### Records from a data collection
○ ○ ○ ○ ○ ○ ○
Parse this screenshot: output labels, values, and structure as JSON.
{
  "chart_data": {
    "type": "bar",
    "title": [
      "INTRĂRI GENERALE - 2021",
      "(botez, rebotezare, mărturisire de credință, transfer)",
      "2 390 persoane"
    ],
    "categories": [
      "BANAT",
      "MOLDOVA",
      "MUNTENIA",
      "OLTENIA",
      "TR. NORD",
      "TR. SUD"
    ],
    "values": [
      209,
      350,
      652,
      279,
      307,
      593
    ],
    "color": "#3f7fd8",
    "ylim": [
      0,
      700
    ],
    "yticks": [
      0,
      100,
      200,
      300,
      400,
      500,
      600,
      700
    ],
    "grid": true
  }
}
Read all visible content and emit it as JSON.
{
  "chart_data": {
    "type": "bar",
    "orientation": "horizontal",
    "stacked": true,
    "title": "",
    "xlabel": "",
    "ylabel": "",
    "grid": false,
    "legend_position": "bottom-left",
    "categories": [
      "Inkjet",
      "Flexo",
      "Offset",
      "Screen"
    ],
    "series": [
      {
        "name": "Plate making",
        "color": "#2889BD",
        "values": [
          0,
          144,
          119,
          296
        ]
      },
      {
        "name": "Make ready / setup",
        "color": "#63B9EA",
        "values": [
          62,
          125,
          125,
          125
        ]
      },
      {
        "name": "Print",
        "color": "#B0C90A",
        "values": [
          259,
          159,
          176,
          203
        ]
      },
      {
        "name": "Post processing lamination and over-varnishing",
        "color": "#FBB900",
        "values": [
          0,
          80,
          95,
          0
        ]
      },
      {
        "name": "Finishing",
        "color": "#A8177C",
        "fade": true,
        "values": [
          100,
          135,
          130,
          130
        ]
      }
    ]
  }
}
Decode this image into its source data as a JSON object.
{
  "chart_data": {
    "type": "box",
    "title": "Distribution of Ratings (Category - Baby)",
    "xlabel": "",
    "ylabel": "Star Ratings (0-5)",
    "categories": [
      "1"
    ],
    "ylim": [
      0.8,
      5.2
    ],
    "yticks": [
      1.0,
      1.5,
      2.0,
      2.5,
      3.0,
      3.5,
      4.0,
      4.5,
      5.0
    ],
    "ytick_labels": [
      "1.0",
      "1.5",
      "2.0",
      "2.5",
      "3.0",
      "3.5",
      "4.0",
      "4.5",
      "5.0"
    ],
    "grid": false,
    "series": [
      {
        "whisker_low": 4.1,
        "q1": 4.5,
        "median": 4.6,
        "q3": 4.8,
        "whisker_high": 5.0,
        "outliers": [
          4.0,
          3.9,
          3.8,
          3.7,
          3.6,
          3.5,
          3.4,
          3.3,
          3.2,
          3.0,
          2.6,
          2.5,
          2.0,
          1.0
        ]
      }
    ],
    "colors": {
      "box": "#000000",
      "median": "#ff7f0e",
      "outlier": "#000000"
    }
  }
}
○ ○ ○ ○ ○ ○ ○
### Task description
Reproduce every record above exactly as it appears.

### The result
Parse this screenshot: output labels, values, and structure as JSON.
{
  "chart_data": {
    "type": "bar",
    "title": [
      "INTRĂRI GENERALE - 2021",
      "(botez, rebotezare, mărturisire de credință, transfer)",
      "2 390 persoane"
    ],
    "categories": [
      "BANAT",
      "MOLDOVA",
      "MUNTENIA",
      "OLTENIA",
      "TR. NORD",
      "TR. SUD"
    ],
    "values": [
      209,
      350,
      652,
      279,
      307,
      593
    ],
    "color": "#3f7fd8",
    "ylim": [
      0,
      700
    ],
    "yticks": [
      0,
      100,
      200,
      300,
      400,
      500,
      600,
      700
    ],
    "grid": true
  }
}
Read all visible content and emit it as JSON.
{
  "chart_data": {
    "type": "bar",
    "orientation": "horizontal",
    "stacked": true,
    "title": "",
    "xlabel": "",
    "ylabel": "",
    "grid": false,
    "legend_position": "bottom-left",
    "categories": [
      "Inkjet",
      "Flexo",
      "Offset",
      "Screen"
    ],
    "series": [
      {
        "name": "Plate making",
        "color": "#2889BD",
        "values": [
          0,
          144,
          119,
          296
        ]
      },
      {
        "name": "Make ready / setup",
        "color": "#63B9EA",
        "values": [
          62,
          125,
          125,
          125
        ]
      },
      {
        "name": "Print",
        "color": "#B0C90A",
        "values": [
          259,
          159,
          176,
          203
        ]
      },
      {
        "name": "Post processing lamination and over-varnishing",
        "color": "#FBB900",
        "values": [
          0,
          80,
          95,
          0
        ]
      },
      {
        "name": "Finishing",
        "color": "#A8177C",
        "fade": true,
        "values": [
          100,
          135,
          130,
          130
        ]
      }
    ]
  }
}
Decode this image into its source data as a JSON object.
{
  "chart_data": {
    "type": "box",
    "title": "Distribution of Ratings (Category - Baby)",
    "xlabel": "",
    "ylabel": "Star Ratings (0-5)",
    "categories": [
      "1"
    ],
    "ylim": [
      0.8,
      5.2
    ],
    "yticks": [
      1.0,
      1.5,
      2.0,
      2.5,
      3.0,
      3.5,
      4.0,
      4.5,
      5.0
    ],
    "ytick_labels": [
      "1.0",
      "1.5",
      "2.0",
      "2.5",
      "3.0",
      "3.5",
      "4.0",
      "4.5",
      "5.0"
    ],
    "grid": false,
    "series": [
      {
        "whisker_low": 4.1,
        "q1": 4.5,
        "median": 4.6,
        "q3": 4.8,
        "whisker_high": 5.0,
        "outliers": [
          4.0,
          3.9,
          3.8,
          3.7,
          3.6,
          3.5,
          3.4,
          3.3,
          3.2,
          3.0,
          2.6,
          2.5,
          2.0,
          1.0
        ]
      }
    ],
    "colors": {
      "box": "#000000",
      "median": "#ff7f0e",
      "outlier": "#000000"
    }
  }
}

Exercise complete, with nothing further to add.